§ **GIVEN INSTRUCTION**: Write out all lines holding the word "index".

+---+

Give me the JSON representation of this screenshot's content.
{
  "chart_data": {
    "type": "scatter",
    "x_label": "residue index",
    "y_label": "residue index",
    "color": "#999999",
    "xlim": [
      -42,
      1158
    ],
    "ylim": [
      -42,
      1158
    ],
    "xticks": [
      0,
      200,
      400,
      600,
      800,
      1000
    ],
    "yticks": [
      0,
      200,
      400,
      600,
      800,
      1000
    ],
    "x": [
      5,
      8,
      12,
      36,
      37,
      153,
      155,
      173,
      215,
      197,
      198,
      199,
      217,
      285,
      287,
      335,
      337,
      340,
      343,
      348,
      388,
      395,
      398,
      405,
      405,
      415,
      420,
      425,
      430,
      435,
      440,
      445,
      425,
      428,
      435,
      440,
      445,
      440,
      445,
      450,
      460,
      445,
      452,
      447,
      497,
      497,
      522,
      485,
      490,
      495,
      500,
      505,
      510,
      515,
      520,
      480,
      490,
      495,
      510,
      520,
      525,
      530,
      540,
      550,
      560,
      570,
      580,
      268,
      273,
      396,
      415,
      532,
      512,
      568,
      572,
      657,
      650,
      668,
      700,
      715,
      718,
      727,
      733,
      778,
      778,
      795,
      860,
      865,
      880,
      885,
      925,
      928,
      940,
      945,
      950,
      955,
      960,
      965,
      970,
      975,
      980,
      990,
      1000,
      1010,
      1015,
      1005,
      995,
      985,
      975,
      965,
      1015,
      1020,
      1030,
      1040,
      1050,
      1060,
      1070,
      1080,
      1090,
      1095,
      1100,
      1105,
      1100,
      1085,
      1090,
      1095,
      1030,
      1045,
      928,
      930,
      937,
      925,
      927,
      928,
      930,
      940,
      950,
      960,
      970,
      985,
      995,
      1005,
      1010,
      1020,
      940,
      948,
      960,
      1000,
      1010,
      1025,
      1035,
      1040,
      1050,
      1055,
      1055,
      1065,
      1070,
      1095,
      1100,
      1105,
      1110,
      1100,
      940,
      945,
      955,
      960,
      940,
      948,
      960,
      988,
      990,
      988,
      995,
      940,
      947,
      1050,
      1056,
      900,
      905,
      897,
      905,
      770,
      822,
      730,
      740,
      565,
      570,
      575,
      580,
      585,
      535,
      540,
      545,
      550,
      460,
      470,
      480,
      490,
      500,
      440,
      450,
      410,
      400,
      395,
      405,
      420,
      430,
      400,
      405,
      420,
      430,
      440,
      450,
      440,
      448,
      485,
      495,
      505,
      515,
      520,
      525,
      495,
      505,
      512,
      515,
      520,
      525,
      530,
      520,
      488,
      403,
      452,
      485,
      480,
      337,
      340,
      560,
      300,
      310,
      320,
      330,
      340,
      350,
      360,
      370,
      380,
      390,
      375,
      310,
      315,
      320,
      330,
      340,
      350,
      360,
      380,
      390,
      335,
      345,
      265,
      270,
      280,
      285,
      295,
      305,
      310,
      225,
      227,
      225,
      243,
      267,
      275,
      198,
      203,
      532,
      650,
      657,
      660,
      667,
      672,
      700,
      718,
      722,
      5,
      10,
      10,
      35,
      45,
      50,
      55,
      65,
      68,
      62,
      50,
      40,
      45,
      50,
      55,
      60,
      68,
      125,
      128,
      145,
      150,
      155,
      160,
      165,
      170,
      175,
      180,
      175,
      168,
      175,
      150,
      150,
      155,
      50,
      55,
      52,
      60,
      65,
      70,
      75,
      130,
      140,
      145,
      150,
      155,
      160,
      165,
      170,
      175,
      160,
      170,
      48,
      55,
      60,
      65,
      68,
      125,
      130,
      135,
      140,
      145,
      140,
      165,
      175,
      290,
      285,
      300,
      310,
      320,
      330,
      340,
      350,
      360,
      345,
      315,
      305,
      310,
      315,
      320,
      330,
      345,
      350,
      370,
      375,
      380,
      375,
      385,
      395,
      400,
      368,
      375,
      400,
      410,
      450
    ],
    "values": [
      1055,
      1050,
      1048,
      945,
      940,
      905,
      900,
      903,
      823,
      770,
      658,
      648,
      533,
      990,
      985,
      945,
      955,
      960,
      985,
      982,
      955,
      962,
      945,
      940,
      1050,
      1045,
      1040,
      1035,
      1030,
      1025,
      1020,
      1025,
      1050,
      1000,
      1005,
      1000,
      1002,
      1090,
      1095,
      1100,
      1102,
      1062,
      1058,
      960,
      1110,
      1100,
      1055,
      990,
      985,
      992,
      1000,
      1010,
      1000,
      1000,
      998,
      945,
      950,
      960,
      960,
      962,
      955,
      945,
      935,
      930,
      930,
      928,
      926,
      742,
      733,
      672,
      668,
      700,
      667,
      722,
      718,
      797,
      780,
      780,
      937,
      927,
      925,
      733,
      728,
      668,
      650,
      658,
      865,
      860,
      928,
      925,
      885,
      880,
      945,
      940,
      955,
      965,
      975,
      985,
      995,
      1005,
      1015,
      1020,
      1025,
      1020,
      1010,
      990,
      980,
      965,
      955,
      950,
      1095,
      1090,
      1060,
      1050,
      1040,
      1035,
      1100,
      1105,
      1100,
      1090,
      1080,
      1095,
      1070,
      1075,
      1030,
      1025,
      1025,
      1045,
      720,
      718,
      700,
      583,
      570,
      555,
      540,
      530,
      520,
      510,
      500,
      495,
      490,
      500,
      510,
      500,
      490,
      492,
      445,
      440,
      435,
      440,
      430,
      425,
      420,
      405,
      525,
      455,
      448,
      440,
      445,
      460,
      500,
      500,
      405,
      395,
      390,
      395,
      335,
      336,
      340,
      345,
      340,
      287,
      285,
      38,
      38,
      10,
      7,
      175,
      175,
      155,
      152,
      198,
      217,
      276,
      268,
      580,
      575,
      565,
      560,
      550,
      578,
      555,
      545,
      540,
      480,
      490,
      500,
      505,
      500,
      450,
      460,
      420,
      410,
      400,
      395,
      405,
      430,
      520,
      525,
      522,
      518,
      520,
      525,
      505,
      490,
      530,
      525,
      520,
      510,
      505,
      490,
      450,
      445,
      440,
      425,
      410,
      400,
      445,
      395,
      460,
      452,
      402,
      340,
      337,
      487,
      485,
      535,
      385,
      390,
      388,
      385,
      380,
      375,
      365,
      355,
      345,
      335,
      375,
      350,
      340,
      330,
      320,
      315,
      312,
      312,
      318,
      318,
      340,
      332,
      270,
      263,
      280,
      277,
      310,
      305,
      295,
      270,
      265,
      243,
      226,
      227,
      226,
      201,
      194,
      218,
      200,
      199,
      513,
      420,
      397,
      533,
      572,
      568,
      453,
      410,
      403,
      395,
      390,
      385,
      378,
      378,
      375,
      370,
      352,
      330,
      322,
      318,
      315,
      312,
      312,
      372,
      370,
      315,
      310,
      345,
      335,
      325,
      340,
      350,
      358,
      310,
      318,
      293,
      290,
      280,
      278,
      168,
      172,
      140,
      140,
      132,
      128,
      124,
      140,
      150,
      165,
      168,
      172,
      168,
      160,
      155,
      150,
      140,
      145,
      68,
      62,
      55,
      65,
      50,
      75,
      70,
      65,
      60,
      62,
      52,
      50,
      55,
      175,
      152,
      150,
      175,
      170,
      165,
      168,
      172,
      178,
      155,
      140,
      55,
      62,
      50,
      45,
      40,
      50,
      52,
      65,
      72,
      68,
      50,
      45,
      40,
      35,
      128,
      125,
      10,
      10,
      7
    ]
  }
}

+---+

§ **RESULT OF THIS EXERCISE**:
    "x_label": "residue index",
    "y_label": "residue index",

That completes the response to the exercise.